BEGIN Dataset extract

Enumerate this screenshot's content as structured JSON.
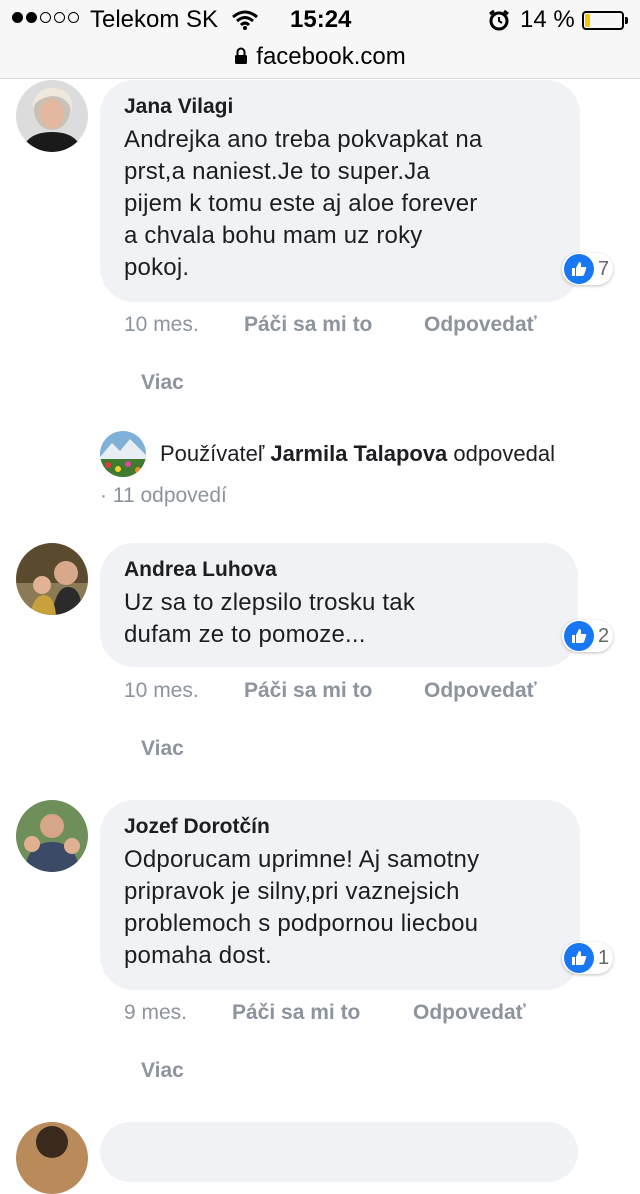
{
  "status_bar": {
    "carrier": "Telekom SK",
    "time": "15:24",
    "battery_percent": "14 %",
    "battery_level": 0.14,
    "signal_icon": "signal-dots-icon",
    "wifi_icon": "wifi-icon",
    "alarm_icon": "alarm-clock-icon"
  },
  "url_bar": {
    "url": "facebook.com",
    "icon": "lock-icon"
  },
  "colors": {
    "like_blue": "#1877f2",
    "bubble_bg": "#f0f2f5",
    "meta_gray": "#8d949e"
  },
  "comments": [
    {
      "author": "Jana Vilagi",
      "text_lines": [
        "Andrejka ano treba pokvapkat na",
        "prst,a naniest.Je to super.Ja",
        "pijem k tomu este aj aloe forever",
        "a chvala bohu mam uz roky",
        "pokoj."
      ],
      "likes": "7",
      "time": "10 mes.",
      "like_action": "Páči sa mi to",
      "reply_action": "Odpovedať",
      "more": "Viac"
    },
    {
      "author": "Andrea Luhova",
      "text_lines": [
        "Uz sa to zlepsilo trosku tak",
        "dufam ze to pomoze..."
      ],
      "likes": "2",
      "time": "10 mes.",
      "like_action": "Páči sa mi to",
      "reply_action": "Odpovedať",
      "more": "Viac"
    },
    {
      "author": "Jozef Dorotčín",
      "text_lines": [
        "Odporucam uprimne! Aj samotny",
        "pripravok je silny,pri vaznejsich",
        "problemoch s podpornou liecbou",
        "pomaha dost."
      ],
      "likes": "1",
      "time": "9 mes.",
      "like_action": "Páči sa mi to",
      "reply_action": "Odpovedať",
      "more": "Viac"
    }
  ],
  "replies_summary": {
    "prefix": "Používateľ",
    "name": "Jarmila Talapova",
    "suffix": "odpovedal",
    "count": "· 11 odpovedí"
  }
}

END Dataset extract

Write the material out again exactly as it appears, dropping the pictures.

#### Solution to the problem:
Enumerate this screenshot's content as structured JSON.
{
  "status_bar": {
    "carrier": "Telekom SK",
    "time": "15:24",
    "battery_percent": "14 %",
    "battery_level": 0.14,
    "signal_icon": "signal-dots-icon",
    "wifi_icon": "wifi-icon",
    "alarm_icon": "alarm-clock-icon"
  },
  "url_bar": {
    "url": "facebook.com",
    "icon": "lock-icon"
  },
  "colors": {
    "like_blue": "#1877f2",
    "bubble_bg": "#f0f2f5",
    "meta_gray": "#8d949e"
  },
  "comments": [
    {
      "author": "Jana Vilagi",
      "text_lines": [
        "Andrejka ano treba pokvapkat na",
        "prst,a naniest.Je to super.Ja",
        "pijem k tomu este aj aloe forever",
        "a chvala bohu mam uz roky",
        "pokoj."
      ],
      "likes": "7",
      "time": "10 mes.",
      "like_action": "Páči sa mi to",
      "reply_action": "Odpovedať",
      "more": "Viac"
    },
    {
      "author": "Andrea Luhova",
      "text_lines": [
        "Uz sa to zlepsilo trosku tak",
        "dufam ze to pomoze..."
      ],
      "likes": "2",
      "time": "10 mes.",
      "like_action": "Páči sa mi to",
      "reply_action": "Odpovedať",
      "more": "Viac"
    },
    {
      "author": "Jozef Dorotčín",
      "text_lines": [
        "Odporucam uprimne! Aj samotny",
        "pripravok je silny,pri vaznejsich",
        "problemoch s podpornou liecbou",
        "pomaha dost."
      ],
      "likes": "1",
      "time": "9 mes.",
      "like_action": "Páči sa mi to",
      "reply_action": "Odpovedať",
      "more": "Viac"
    }
  ],
  "replies_summary": {
    "prefix": "Používateľ",
    "name": "Jarmila Talapova",
    "suffix": "odpovedal",
    "count": "· 11 odpovedí"
  }
}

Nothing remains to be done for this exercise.